ENTRIES SUPPLIED: Begin

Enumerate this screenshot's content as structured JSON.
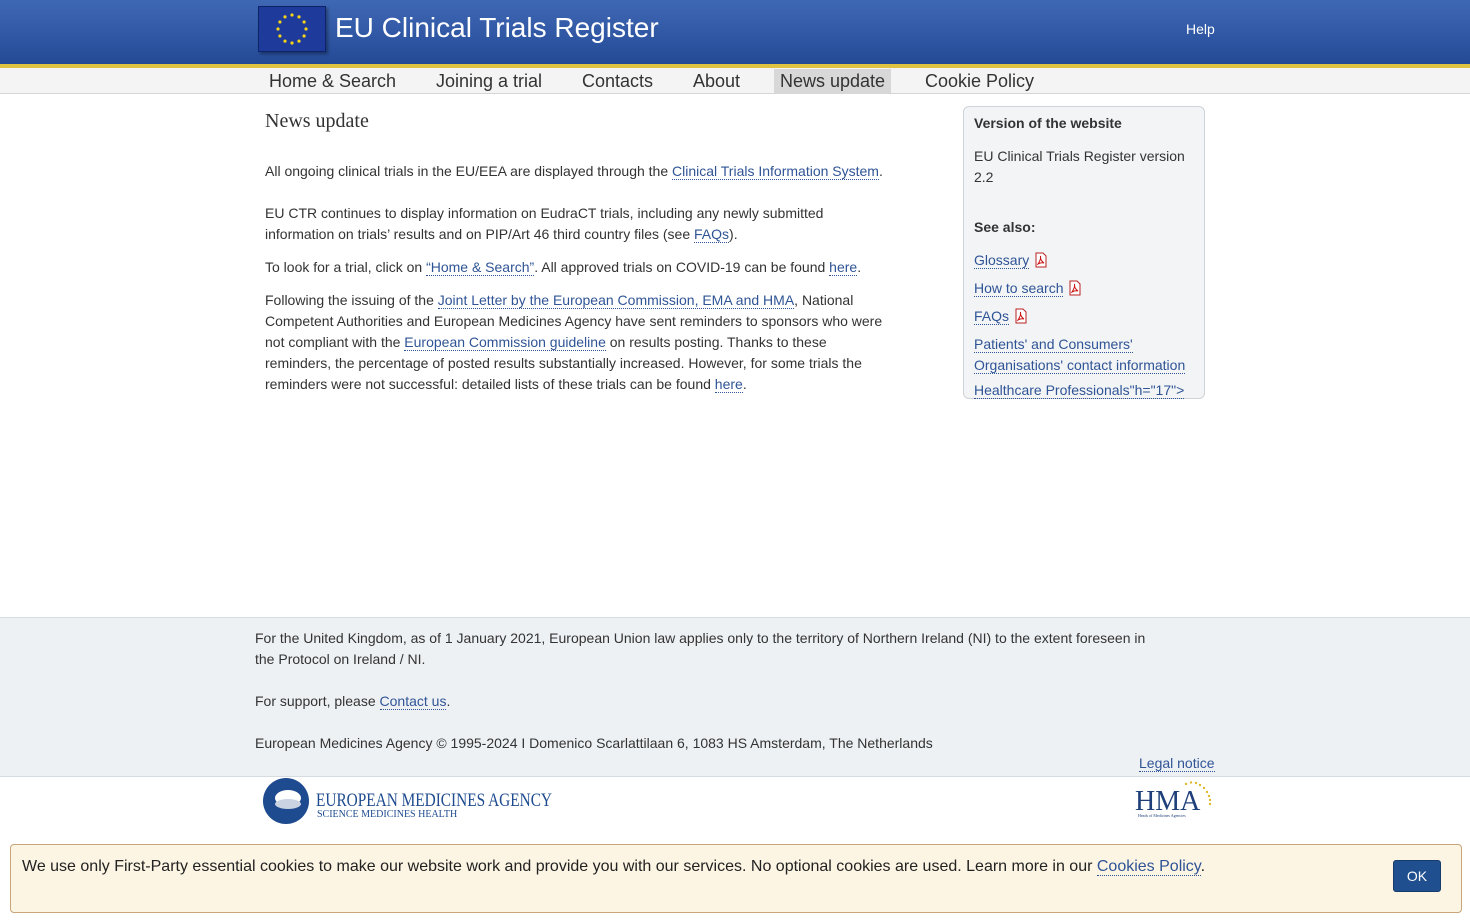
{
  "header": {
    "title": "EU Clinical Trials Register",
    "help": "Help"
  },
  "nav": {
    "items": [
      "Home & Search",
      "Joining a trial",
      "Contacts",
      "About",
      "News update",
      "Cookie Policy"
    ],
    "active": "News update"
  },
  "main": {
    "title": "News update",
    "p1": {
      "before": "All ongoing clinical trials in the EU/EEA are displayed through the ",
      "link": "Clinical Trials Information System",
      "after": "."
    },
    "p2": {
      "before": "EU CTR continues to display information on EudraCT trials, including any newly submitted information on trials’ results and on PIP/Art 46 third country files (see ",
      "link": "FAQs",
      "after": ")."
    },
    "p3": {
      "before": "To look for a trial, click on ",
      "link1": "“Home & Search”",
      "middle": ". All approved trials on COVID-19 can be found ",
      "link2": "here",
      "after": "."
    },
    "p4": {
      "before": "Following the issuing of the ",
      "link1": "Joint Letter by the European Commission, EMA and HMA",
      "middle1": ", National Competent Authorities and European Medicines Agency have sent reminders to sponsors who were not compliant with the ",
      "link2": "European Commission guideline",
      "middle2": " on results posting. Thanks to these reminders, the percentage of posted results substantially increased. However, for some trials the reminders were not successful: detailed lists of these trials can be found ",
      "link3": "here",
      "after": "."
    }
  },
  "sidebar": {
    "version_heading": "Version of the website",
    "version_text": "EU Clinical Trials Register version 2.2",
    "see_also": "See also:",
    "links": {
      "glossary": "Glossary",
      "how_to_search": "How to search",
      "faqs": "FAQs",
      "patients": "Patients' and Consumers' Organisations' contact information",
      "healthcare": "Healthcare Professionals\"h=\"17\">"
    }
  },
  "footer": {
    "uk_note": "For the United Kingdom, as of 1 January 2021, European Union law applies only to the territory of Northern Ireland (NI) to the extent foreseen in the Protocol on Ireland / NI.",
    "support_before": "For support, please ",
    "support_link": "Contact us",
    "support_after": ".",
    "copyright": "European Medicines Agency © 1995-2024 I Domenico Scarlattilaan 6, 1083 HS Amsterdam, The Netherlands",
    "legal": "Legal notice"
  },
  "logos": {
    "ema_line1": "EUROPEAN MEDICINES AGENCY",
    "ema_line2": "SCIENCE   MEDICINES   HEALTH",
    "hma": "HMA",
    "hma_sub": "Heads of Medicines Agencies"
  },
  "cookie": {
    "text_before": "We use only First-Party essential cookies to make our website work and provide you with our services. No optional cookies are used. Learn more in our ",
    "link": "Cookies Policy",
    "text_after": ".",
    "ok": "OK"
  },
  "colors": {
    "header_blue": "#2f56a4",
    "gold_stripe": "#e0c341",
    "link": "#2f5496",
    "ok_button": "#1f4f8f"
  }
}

ENTRIES SUPPLIED: End

From the records above, determine how many lines hold "update" and give only that number.

## EXPECTED ANSWER
3